Exercise details - Figure out how many lines of the material below contain the word "gangs". Answer with the number only.

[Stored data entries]
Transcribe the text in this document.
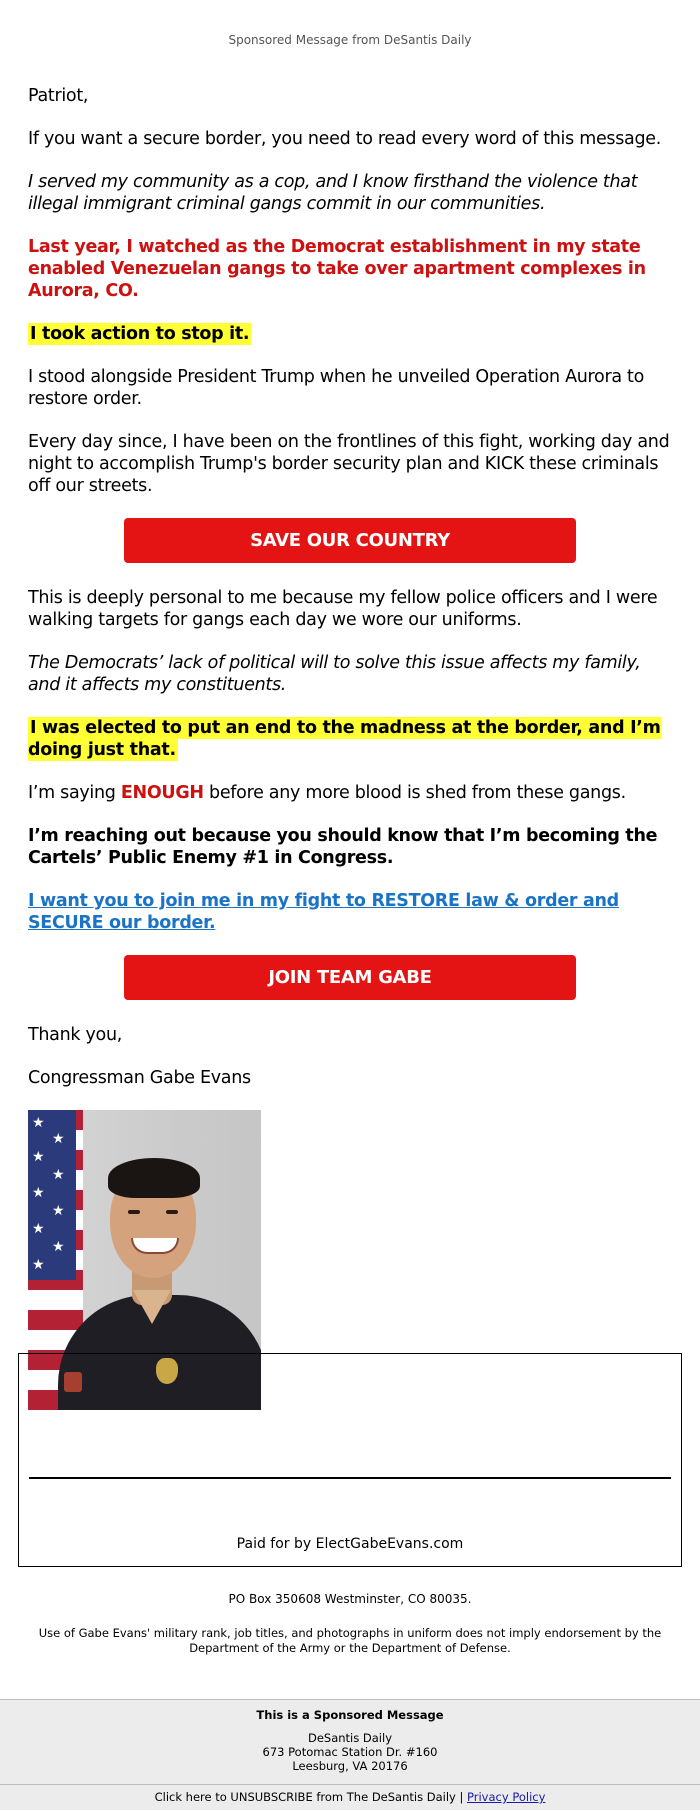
Sponsored Message from DeSantis Daily

Patriot,

If you want a secure border, you need to read every word of this message.

I served my community as a cop, and I know firsthand the violence that illegal immigrant criminal gangs commit in our communities.

Last year, I watched as the Democrat establishment in my state enabled Venezuelan gangs to take over apartment complexes in Aurora, CO.

I took action to stop it.

I stood alongside President Trump when he unveiled Operation Aurora to restore order.

Every day since, I have been on the frontlines of this fight, working day and night to accomplish Trump's border security plan and KICK these criminals off our streets.

SAVE OUR COUNTRY

This is deeply personal to me because my fellow police officers and I were walking targets for gangs each day we wore our uniforms.

The Democrats’ lack of political will to solve this issue affects my family, and it affects my constituents.

I was elected to put an end to the madness at the border, and I’m doing just that.

I’m saying ENOUGH before any more blood is shed from these gangs.

I’m reaching out because you should know that I’m becoming the Cartels’ Public Enemy #1 in Congress.

I want you to join me in my fight to RESTORE law & order and SECURE our border.

JOIN TEAM GABE

Thank you,

Congressman Gabe Evans

★
★
★
★
★
★
★
★
★
Paid for by ElectGabeEvans.com
PO Box 350608 Westminster, CO 80035.
Use of Gabe Evans' military rank, job titles, and photographs in uniform does not imply endorsement by the Department of the Army or the Department of Defense.
This is a Sponsored Message
DeSantis Daily
673 Potomac Station Dr. #160
Leesburg, VA 20176
Click here to UNSUBSCRIBE from The DeSantis Daily | Privacy Policy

Full response - 4